What you should do ▸
In your copy, include every line of the listing below exactly but none of the pictures.

Material for the task ▸
------------------------------------------------
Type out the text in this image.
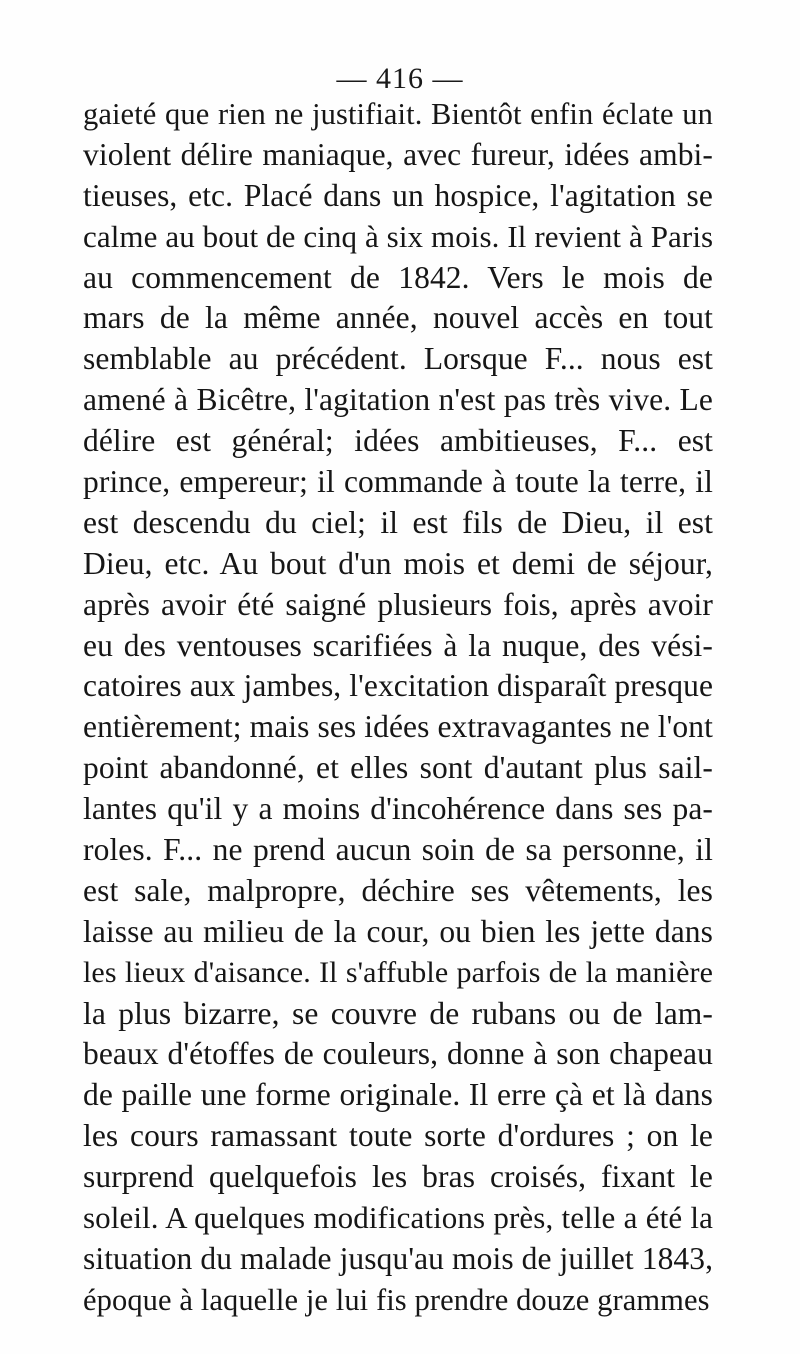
— 416 —
gaieté que rien ne justifiait. Bientôt enfin éclate un
violent délire maniaque, avec fureur, idées ambi-
tieuses, etc. Placé dans un hospice, l'agitation se
calme au bout de cinq à six mois. Il revient à Paris
au commencement de 1842. Vers le mois de
mars de la même année, nouvel accès en tout
semblable au précédent. Lorsque F... nous est
amené à Bicêtre, l'agitation n'est pas très vive. Le
délire est général; idées ambitieuses, F... est
prince, empereur; il commande à toute la terre, il
est descendu du ciel; il est fils de Dieu, il est
Dieu, etc. Au bout d'un mois et demi de séjour,
après avoir été saigné plusieurs fois, après avoir
eu des ventouses scarifiées à la nuque, des vési-
catoires aux jambes, l'excitation disparaît presque
entièrement; mais ses idées extravagantes ne l'ont
point abandonné, et elles sont d'autant plus sail-
lantes qu'il y a moins d'incohérence dans ses pa-
roles. F... ne prend aucun soin de sa personne, il
est sale, malpropre, déchire ses vêtements, les
laisse au milieu de la cour, ou bien les jette dans
les lieux d'aisance. Il s'affuble parfois de la manière
la plus bizarre, se couvre de rubans ou de lam-
beaux d'étoffes de couleurs, donne à son chapeau
de paille une forme originale. Il erre çà et là dans
les cours ramassant toute sorte d'ordures ; on le
surprend quelquefois les bras croisés, fixant le
soleil. A quelques modifications près, telle a été la
situation du malade jusqu'au mois de juillet 1843,
époque à laquelle je lui fis prendre douze grammes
------------------------------------------------
The output ▸
Type out the text in this image.
— 416 —
gaieté que rien ne justifiait. Bientôt enfin éclate un
violent délire maniaque, avec fureur, idées ambi-
tieuses, etc. Placé dans un hospice, l'agitation se
calme au bout de cinq à six mois. Il revient à Paris
au commencement de 1842. Vers le mois de
mars de la même année, nouvel accès en tout
semblable au précédent. Lorsque F... nous est
amené à Bicêtre, l'agitation n'est pas très vive. Le
délire est général; idées ambitieuses, F... est
prince, empereur; il commande à toute la terre, il
est descendu du ciel; il est fils de Dieu, il est
Dieu, etc. Au bout d'un mois et demi de séjour,
après avoir été saigné plusieurs fois, après avoir
eu des ventouses scarifiées à la nuque, des vési-
catoires aux jambes, l'excitation disparaît presque
entièrement; mais ses idées extravagantes ne l'ont
point abandonné, et elles sont d'autant plus sail-
lantes qu'il y a moins d'incohérence dans ses pa-
roles. F... ne prend aucun soin de sa personne, il
est sale, malpropre, déchire ses vêtements, les
laisse au milieu de la cour, ou bien les jette dans
les lieux d'aisance. Il s'affuble parfois de la manière
la plus bizarre, se couvre de rubans ou de lam-
beaux d'étoffes de couleurs, donne à son chapeau
de paille une forme originale. Il erre çà et là dans
les cours ramassant toute sorte d'ordures ; on le
surprend quelquefois les bras croisés, fixant le
soleil. A quelques modifications près, telle a été la
situation du malade jusqu'au mois de juillet 1843,
époque à laquelle je lui fis prendre douze grammes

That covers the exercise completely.